● DIRECTION:
Of all the lines in the material, how many include the word "name"? Reply with the number alone.

● TASK INPUT:
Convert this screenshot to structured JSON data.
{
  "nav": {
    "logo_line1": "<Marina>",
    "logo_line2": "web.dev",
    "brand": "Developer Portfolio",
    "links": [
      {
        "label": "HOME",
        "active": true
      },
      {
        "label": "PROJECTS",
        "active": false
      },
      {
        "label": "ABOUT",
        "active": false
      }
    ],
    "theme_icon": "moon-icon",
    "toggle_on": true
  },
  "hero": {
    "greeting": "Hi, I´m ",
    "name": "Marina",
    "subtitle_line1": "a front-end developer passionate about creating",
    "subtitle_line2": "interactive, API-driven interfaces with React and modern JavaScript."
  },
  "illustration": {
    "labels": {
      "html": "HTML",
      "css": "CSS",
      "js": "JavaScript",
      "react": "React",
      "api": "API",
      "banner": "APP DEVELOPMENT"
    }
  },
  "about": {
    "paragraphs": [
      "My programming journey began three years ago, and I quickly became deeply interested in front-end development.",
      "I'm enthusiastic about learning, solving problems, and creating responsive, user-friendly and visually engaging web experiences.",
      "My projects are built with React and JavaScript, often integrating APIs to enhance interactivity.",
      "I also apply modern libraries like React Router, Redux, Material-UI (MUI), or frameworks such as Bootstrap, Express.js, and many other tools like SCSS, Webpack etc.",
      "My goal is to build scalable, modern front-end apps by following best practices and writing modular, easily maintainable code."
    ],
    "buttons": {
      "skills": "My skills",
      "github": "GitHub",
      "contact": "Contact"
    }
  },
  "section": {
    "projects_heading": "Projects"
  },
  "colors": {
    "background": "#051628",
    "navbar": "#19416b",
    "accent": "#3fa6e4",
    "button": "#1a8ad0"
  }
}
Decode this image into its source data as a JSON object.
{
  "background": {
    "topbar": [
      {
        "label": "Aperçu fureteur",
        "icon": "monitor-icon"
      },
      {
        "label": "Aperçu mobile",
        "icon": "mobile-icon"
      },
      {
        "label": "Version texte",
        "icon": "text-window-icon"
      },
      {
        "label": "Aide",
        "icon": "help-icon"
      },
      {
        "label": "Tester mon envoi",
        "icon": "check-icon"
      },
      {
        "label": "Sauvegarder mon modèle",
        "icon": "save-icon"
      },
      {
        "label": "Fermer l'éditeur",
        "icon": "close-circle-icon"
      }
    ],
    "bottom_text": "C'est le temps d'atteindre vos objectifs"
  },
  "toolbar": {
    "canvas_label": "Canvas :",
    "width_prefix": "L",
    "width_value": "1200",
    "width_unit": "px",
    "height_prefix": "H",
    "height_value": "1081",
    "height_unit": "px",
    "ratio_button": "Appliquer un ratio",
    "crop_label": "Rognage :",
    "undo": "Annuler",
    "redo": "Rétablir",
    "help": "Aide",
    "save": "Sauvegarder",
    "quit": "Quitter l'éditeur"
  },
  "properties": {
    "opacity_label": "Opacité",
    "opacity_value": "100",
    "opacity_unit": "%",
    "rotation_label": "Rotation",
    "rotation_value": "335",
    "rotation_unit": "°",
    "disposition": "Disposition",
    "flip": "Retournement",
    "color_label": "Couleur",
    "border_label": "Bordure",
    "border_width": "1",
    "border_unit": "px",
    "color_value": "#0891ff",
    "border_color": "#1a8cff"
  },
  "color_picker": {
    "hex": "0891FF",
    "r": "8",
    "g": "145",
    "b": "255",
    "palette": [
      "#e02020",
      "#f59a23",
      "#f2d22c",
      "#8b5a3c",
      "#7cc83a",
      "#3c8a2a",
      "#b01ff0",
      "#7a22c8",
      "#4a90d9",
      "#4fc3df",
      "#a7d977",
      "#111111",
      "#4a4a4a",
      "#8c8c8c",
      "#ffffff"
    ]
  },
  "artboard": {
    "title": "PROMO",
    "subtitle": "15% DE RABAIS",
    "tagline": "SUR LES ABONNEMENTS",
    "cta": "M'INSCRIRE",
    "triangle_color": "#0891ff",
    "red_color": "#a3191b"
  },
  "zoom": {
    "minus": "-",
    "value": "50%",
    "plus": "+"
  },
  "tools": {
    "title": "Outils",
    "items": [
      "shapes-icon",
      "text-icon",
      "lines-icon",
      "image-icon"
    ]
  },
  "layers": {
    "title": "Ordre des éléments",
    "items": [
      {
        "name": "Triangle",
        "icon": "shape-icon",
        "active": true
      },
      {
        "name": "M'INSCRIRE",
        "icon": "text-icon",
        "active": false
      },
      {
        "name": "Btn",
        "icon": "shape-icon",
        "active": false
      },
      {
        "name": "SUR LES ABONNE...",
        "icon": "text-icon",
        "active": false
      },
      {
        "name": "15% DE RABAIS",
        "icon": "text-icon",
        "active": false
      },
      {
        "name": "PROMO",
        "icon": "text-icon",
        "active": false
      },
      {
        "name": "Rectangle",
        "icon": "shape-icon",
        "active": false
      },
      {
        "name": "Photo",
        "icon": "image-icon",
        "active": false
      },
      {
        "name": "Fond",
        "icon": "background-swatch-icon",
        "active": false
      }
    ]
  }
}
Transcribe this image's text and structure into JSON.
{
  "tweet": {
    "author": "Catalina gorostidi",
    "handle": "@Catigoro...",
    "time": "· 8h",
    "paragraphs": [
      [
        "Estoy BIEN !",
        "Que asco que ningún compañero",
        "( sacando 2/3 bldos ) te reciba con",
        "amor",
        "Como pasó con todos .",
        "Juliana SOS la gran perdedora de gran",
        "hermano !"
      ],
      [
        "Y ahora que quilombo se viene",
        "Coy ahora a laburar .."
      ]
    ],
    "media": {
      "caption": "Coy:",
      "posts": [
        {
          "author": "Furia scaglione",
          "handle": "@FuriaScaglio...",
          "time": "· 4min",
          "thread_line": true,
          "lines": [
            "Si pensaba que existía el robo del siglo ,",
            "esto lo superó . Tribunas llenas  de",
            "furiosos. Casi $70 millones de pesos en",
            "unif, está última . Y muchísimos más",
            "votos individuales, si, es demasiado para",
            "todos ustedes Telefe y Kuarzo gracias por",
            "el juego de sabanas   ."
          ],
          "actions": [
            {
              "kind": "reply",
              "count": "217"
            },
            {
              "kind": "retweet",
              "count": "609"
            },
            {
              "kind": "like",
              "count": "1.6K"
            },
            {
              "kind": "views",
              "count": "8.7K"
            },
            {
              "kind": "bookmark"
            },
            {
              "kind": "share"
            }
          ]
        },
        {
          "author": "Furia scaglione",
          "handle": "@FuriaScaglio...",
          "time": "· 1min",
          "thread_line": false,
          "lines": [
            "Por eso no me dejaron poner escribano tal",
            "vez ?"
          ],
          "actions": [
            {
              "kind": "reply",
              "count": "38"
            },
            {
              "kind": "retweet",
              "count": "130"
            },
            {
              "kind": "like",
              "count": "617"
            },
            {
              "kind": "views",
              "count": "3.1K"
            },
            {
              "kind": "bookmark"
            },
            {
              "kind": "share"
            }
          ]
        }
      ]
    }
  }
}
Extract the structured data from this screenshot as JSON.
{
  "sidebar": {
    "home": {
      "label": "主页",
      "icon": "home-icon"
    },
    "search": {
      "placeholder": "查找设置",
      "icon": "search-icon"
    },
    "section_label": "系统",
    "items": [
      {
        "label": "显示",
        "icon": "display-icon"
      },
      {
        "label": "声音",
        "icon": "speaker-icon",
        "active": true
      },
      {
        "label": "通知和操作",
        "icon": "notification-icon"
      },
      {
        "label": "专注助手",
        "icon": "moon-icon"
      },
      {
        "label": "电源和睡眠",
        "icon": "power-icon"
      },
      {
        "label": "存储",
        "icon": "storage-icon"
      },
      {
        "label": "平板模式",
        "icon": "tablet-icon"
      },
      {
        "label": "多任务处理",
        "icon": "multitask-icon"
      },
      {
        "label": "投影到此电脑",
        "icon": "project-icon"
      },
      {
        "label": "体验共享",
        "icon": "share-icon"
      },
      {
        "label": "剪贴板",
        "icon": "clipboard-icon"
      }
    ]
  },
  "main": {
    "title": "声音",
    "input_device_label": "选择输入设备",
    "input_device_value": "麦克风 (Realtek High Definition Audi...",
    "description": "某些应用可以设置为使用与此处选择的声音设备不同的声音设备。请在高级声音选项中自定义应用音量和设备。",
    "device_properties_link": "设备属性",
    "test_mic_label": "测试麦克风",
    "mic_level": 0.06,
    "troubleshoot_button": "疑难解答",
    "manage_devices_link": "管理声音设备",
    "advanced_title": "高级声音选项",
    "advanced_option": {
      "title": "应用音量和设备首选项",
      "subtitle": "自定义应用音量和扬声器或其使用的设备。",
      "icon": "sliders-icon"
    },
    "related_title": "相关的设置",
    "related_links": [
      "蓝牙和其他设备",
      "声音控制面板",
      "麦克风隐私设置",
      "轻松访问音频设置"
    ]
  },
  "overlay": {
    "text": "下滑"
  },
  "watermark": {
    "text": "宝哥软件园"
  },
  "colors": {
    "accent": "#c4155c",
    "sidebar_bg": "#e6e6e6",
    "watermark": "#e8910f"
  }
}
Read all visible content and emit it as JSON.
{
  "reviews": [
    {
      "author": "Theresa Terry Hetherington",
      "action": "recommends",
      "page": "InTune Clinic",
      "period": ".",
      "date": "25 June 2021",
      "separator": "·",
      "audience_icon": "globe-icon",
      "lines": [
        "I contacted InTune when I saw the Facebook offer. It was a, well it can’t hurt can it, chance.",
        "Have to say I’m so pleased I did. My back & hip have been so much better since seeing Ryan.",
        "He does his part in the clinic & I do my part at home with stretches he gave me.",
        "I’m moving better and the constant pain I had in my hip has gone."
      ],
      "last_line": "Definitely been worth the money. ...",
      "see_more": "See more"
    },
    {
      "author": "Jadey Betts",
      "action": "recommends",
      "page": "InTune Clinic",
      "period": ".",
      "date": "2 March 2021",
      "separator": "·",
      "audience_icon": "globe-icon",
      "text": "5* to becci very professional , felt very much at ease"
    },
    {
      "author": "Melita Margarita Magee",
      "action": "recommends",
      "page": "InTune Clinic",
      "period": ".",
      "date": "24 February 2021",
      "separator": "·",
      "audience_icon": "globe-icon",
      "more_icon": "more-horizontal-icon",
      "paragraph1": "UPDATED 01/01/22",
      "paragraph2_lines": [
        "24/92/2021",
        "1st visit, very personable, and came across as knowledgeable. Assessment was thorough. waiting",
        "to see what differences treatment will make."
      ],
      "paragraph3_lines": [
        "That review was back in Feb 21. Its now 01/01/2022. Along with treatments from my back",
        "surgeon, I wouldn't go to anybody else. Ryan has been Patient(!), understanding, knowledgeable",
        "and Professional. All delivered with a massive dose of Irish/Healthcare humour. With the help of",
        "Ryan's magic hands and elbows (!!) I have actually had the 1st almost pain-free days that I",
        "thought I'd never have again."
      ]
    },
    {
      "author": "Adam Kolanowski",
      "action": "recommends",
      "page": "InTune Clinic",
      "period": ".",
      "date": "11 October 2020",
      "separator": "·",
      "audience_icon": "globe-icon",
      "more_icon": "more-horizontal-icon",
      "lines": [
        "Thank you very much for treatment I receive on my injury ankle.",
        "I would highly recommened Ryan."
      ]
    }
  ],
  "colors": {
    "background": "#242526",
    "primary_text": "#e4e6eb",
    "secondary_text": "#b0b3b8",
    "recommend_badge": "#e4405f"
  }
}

● OUTPUT OF THE TASK:
10